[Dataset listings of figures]
= Beginning of Section =

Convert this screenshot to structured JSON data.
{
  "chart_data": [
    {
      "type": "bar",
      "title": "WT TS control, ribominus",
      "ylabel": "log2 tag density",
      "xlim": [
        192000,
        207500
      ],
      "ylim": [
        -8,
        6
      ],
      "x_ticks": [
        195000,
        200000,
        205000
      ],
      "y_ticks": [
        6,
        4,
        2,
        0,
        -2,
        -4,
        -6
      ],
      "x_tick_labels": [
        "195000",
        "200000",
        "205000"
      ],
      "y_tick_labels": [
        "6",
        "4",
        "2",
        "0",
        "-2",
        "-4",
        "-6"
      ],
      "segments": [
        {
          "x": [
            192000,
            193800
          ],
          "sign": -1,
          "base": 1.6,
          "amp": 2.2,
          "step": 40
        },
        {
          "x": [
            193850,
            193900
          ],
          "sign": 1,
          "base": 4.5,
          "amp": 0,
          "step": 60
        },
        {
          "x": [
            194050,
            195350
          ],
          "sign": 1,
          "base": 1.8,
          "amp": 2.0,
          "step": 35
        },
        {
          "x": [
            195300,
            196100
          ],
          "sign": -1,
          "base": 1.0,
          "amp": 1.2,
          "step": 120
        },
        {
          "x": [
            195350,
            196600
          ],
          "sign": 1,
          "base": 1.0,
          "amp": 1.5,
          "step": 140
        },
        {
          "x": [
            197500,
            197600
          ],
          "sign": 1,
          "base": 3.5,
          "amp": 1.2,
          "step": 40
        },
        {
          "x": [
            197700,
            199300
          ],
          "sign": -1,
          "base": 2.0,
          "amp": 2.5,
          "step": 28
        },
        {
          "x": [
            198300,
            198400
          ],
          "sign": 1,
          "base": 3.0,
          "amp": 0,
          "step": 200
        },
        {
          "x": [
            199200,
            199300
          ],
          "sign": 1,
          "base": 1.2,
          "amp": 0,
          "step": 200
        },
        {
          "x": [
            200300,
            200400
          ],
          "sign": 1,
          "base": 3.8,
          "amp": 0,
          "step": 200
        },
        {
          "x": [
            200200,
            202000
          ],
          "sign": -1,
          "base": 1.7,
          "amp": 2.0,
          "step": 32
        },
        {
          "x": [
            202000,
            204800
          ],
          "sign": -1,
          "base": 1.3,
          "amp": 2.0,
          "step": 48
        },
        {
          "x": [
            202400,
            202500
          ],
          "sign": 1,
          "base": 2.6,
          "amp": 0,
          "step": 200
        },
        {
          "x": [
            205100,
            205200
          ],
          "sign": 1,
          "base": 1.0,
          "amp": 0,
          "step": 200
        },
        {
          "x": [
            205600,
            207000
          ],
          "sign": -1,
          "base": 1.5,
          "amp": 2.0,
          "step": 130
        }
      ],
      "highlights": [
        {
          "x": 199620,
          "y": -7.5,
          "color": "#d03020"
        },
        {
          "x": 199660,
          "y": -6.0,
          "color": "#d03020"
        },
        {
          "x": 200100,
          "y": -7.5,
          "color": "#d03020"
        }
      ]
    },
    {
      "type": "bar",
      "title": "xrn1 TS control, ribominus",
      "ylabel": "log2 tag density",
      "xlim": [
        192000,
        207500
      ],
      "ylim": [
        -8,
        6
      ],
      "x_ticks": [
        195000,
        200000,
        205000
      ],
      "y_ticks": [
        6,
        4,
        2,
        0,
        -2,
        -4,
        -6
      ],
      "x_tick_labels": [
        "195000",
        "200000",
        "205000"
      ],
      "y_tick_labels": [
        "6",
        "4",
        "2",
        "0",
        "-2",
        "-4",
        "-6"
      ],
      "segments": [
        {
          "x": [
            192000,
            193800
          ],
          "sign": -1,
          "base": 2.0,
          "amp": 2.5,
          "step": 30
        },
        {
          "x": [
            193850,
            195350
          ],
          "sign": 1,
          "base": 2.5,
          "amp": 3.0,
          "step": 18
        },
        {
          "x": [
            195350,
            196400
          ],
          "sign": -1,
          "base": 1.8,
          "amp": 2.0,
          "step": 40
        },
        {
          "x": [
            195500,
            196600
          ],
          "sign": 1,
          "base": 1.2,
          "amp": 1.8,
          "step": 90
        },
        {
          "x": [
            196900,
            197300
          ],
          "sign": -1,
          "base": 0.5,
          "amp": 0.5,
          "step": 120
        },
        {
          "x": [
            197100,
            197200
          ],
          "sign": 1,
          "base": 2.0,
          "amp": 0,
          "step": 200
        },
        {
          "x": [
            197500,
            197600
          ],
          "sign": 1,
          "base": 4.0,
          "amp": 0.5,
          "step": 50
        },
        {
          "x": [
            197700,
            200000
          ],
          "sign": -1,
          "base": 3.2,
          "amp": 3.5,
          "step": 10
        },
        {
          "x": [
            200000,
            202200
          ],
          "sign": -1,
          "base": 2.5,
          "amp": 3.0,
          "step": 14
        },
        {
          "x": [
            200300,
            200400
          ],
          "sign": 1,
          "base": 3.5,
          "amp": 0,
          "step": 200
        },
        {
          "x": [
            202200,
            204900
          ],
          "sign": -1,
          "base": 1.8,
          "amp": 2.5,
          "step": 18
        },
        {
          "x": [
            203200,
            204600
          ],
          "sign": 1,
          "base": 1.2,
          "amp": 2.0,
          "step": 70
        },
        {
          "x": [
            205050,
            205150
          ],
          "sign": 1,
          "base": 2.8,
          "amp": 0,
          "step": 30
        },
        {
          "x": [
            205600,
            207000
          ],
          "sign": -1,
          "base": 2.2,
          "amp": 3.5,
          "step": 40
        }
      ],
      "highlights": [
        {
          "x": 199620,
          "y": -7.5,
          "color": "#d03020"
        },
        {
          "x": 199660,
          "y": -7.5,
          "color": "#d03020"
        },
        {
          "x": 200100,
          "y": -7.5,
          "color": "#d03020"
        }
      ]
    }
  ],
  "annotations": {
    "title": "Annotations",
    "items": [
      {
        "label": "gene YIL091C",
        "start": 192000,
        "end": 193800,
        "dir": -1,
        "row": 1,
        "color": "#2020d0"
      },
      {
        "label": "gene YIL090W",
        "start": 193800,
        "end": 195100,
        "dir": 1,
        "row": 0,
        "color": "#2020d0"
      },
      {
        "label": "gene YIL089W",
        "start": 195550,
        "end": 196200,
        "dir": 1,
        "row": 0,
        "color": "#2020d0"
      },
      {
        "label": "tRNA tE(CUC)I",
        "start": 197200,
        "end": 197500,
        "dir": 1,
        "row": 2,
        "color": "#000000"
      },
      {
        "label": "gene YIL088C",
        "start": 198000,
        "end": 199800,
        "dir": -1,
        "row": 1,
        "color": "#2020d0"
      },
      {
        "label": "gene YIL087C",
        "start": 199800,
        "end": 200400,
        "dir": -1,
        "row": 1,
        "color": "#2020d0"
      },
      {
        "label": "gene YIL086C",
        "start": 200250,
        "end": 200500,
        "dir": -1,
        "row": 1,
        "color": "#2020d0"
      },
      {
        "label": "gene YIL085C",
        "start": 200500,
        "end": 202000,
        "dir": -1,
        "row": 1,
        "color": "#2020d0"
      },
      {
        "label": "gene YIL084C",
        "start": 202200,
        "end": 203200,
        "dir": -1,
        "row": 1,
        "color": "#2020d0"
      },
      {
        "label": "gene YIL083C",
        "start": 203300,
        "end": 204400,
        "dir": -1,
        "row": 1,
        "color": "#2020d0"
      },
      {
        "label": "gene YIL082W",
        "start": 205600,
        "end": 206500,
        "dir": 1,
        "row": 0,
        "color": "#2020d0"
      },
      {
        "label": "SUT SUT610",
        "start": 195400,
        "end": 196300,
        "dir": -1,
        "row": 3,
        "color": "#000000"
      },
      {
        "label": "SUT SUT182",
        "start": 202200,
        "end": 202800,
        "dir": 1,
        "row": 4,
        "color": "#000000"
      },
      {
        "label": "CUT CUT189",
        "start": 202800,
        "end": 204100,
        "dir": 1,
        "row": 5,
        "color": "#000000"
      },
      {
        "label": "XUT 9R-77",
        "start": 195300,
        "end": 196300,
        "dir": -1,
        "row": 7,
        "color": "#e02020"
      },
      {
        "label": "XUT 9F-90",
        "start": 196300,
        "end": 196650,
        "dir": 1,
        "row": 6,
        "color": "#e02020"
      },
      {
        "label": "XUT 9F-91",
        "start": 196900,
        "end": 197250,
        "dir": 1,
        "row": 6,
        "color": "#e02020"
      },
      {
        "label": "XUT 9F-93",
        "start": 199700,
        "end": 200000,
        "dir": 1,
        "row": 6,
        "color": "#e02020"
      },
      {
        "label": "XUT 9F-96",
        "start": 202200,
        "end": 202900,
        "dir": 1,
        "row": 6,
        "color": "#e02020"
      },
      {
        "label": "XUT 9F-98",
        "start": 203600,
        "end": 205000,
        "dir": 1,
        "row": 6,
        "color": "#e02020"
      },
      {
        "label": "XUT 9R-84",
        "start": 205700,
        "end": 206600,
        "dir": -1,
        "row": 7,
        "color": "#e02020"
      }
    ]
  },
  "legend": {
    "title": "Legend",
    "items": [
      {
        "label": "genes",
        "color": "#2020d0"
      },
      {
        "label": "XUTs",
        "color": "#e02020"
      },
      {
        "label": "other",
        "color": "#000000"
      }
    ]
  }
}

= End of Section =

→ What the task requires
Copy all lines of the records that have the string "title" in them.

→ The answer
      "title": "WT TS control, ribominus",
      "title": "xrn1 TS control, ribominus",
    "title": "Annotations",
    "title": "Legend",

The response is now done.